# Given information:
--- START ---

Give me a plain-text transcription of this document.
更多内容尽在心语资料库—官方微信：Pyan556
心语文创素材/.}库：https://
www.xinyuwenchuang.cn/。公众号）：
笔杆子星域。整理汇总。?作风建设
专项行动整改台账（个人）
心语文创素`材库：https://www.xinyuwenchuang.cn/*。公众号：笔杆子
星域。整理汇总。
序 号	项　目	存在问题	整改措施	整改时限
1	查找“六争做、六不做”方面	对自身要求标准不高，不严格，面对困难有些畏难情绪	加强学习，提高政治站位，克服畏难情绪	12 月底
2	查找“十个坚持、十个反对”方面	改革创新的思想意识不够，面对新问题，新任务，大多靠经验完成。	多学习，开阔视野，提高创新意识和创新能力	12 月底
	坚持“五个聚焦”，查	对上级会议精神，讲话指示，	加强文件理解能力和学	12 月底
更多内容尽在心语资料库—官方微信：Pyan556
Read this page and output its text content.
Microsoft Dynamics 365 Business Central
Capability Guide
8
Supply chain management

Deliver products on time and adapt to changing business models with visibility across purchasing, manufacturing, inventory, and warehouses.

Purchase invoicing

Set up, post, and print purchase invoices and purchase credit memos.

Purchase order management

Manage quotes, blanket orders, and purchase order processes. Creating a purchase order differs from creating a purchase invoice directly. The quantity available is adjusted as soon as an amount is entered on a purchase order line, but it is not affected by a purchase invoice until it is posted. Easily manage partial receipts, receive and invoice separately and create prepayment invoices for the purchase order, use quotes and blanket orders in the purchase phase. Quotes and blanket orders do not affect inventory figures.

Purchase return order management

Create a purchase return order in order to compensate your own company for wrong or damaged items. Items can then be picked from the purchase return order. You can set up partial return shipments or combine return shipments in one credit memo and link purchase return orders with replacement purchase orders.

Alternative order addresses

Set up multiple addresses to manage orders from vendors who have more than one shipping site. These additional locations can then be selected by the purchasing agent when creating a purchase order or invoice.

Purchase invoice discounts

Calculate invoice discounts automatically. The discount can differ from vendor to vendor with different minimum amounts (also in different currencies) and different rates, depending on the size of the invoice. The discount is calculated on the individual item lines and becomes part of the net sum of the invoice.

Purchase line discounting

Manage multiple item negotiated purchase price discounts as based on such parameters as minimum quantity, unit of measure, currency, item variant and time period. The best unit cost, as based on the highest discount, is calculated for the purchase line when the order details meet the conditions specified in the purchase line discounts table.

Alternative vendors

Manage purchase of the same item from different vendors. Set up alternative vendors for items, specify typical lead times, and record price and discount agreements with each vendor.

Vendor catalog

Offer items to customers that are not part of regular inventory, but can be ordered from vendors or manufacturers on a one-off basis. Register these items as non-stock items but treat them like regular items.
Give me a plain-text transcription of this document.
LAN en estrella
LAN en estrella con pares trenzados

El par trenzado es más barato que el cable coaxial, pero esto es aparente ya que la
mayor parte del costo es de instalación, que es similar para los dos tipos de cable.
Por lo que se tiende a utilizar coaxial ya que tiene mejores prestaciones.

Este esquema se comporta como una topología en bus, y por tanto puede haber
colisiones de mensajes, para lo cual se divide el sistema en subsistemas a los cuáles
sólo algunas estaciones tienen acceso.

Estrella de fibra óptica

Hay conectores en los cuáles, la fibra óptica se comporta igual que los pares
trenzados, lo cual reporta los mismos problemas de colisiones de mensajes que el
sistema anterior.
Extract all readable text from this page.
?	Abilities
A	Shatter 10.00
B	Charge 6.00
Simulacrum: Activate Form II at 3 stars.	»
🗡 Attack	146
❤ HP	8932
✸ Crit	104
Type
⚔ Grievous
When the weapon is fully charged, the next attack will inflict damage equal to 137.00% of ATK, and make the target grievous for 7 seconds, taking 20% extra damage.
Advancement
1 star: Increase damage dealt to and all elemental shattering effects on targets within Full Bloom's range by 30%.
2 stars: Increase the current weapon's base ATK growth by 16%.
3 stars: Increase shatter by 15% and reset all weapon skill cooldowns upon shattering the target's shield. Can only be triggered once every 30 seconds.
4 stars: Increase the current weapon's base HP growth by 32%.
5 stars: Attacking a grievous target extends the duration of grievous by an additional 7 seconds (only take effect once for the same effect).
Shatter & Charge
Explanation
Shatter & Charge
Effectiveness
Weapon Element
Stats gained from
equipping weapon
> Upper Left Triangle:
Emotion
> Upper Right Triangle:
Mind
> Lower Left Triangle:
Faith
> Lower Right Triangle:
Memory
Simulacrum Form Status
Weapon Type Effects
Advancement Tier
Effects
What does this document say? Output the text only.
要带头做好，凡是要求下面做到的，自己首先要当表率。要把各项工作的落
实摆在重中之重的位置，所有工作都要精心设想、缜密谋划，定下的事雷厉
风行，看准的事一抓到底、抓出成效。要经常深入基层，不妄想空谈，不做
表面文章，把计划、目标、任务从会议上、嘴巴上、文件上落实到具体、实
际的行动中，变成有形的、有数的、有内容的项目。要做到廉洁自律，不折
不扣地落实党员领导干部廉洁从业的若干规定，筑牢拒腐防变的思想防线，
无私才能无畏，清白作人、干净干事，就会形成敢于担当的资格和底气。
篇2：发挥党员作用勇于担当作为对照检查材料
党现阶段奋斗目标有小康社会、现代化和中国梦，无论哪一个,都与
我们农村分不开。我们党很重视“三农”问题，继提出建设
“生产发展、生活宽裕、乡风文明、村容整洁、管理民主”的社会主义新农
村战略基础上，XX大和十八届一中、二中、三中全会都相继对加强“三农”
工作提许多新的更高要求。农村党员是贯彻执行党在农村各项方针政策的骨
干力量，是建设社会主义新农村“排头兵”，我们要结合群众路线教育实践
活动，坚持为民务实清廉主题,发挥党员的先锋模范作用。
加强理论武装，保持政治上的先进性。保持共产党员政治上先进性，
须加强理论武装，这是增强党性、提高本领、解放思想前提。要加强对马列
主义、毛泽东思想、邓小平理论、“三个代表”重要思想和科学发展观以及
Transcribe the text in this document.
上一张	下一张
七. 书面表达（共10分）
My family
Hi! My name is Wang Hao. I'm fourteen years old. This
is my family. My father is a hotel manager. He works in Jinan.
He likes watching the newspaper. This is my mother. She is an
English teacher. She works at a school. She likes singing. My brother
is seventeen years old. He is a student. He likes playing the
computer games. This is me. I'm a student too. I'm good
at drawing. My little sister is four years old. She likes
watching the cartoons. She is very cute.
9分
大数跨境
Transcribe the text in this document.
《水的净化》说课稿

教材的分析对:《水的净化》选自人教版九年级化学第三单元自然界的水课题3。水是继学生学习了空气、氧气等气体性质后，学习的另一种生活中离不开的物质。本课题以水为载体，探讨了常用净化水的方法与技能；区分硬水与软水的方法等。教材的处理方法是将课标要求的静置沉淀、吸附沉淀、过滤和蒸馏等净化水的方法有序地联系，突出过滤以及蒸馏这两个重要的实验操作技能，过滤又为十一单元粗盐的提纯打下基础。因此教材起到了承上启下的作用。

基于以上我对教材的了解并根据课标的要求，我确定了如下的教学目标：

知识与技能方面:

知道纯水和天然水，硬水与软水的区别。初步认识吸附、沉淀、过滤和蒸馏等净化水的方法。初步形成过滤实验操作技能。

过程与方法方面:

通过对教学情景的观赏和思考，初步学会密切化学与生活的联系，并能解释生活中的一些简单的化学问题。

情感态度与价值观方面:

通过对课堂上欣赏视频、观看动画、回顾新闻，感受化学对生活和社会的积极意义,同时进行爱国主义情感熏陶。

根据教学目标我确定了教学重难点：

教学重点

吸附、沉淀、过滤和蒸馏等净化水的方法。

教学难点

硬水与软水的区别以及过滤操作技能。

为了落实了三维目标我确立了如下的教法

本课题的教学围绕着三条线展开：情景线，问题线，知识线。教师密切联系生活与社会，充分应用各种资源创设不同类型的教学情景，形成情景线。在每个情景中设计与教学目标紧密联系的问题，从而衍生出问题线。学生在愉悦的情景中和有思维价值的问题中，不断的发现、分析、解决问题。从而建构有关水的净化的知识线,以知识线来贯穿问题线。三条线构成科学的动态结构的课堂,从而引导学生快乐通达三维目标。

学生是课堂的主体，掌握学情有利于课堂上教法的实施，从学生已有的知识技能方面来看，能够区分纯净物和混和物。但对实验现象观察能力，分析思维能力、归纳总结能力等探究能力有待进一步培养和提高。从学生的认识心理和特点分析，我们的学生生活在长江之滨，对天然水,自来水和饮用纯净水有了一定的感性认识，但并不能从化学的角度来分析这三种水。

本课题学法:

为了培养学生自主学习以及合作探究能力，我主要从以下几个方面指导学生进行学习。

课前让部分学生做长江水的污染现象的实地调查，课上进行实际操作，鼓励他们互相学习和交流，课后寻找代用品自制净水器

--- END ---

In the records above, find the lines containing "cual" and copy them.

# Solution for this problem:
colisiones de mensajes, para lo cual se divide el sistema en subsistemas a los cuáles
trenzados, lo cual reporta los mismos problemas de colisiones de mensajes que el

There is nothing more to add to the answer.